Given task — Each record below is to be copied word for word, with pictures removed.
------ Task material
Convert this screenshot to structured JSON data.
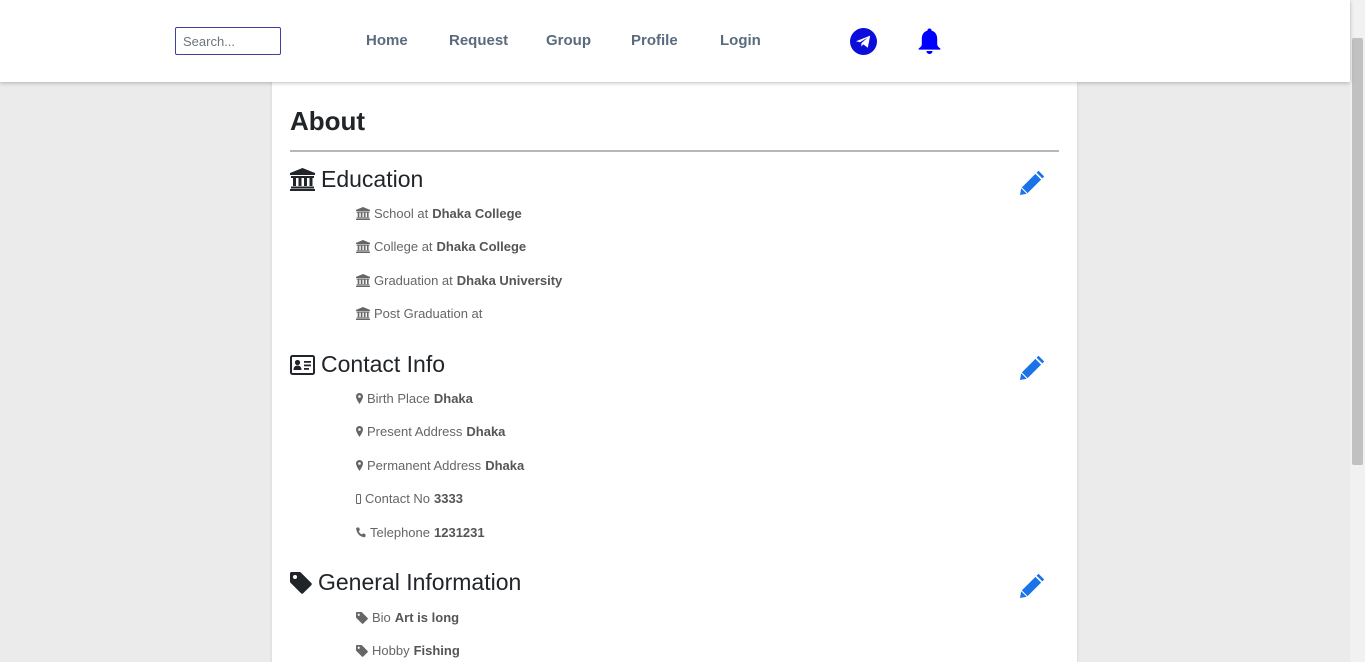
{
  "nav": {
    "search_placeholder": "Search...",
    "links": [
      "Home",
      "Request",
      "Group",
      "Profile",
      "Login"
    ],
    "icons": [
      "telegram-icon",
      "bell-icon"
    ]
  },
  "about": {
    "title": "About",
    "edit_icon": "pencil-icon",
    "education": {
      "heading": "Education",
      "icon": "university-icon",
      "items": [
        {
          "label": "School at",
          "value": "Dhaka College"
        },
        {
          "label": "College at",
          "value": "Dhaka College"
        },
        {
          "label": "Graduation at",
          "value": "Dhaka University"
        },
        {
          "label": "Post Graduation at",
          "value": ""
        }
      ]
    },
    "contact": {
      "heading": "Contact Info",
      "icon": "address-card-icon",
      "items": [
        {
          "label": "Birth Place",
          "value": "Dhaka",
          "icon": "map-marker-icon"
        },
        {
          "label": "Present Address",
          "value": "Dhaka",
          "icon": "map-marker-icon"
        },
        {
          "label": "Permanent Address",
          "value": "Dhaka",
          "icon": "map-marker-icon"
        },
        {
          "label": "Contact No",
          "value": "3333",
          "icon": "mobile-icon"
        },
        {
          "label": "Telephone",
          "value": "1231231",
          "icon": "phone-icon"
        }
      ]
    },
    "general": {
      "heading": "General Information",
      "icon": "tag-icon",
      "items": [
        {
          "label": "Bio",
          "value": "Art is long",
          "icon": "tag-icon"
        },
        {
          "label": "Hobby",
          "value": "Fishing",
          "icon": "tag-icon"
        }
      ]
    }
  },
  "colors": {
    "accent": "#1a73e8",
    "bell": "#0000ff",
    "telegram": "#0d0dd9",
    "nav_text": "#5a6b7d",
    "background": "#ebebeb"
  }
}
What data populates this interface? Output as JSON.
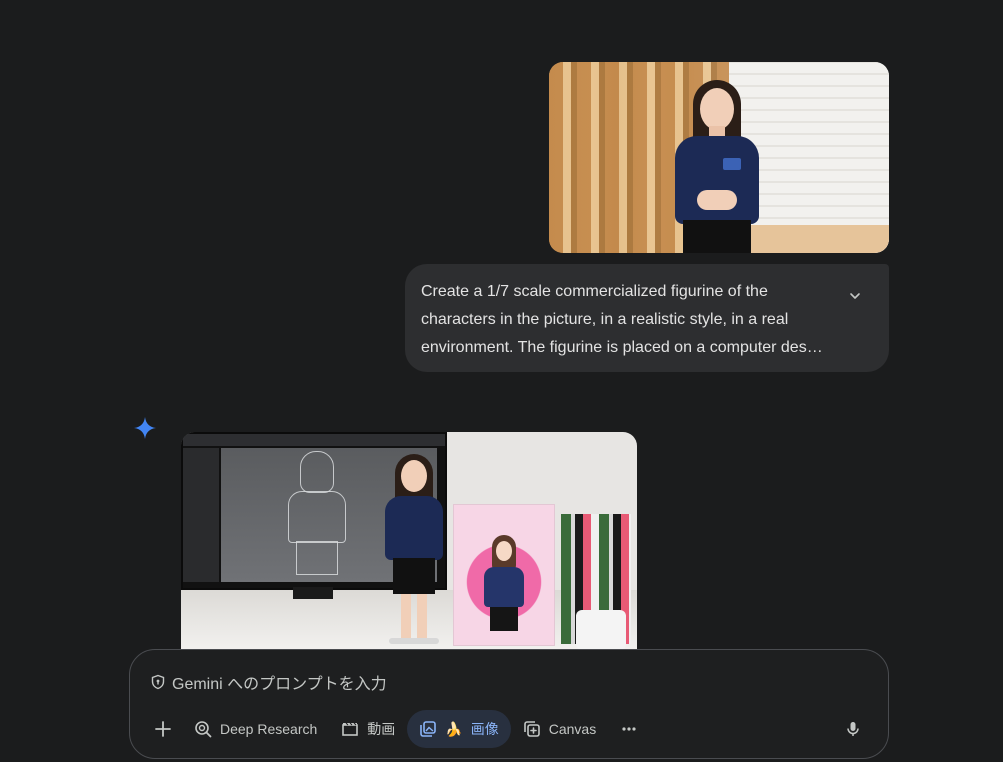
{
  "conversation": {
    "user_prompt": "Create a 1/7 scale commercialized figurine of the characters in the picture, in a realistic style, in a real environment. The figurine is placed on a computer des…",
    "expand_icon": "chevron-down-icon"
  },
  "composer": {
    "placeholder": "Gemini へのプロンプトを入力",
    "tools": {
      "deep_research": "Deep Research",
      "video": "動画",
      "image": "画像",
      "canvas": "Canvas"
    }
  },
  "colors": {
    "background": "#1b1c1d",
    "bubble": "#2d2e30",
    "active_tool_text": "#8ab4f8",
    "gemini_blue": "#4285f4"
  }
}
------------
Solution below —
Convert this screenshot to structured JSON data.
{
  "nav": {
    "search_placeholder": "Search...",
    "links": [
      "Home",
      "Request",
      "Group",
      "Profile",
      "Login"
    ],
    "icons": [
      "telegram-icon",
      "bell-icon"
    ]
  },
  "about": {
    "title": "About",
    "edit_icon": "pencil-icon",
    "education": {
      "heading": "Education",
      "icon": "university-icon",
      "items": [
        {
          "label": "School at",
          "value": "Dhaka College"
        },
        {
          "label": "College at",
          "value": "Dhaka College"
        },
        {
          "label": "Graduation at",
          "value": "Dhaka University"
        },
        {
          "label": "Post Graduation at",
          "value": ""
        }
      ]
    },
    "contact": {
      "heading": "Contact Info",
      "icon": "address-card-icon",
      "items": [
        {
          "label": "Birth Place",
          "value": "Dhaka",
          "icon": "map-marker-icon"
        },
        {
          "label": "Present Address",
          "value": "Dhaka",
          "icon": "map-marker-icon"
        },
        {
          "label": "Permanent Address",
          "value": "Dhaka",
          "icon": "map-marker-icon"
        },
        {
          "label": "Contact No",
          "value": "3333",
          "icon": "mobile-icon"
        },
        {
          "label": "Telephone",
          "value": "1231231",
          "icon": "phone-icon"
        }
      ]
    },
    "general": {
      "heading": "General Information",
      "icon": "tag-icon",
      "items": [
        {
          "label": "Bio",
          "value": "Art is long",
          "icon": "tag-icon"
        },
        {
          "label": "Hobby",
          "value": "Fishing",
          "icon": "tag-icon"
        }
      ]
    }
  },
  "colors": {
    "accent": "#1a73e8",
    "bell": "#0000ff",
    "telegram": "#0d0dd9",
    "nav_text": "#5a6b7d",
    "background": "#ebebeb"
  }
}
What data populates this interface? Output as JSON.
{
  "conversation": {
    "user_prompt": "Create a 1/7 scale commercialized figurine of the characters in the picture, in a realistic style, in a real environment. The figurine is placed on a computer des…",
    "expand_icon": "chevron-down-icon"
  },
  "composer": {
    "placeholder": "Gemini へのプロンプトを入力",
    "tools": {
      "deep_research": "Deep Research",
      "video": "動画",
      "image": "画像",
      "canvas": "Canvas"
    }
  },
  "colors": {
    "background": "#1b1c1d",
    "bubble": "#2d2e30",
    "active_tool_text": "#8ab4f8",
    "gemini_blue": "#4285f4"
  }
}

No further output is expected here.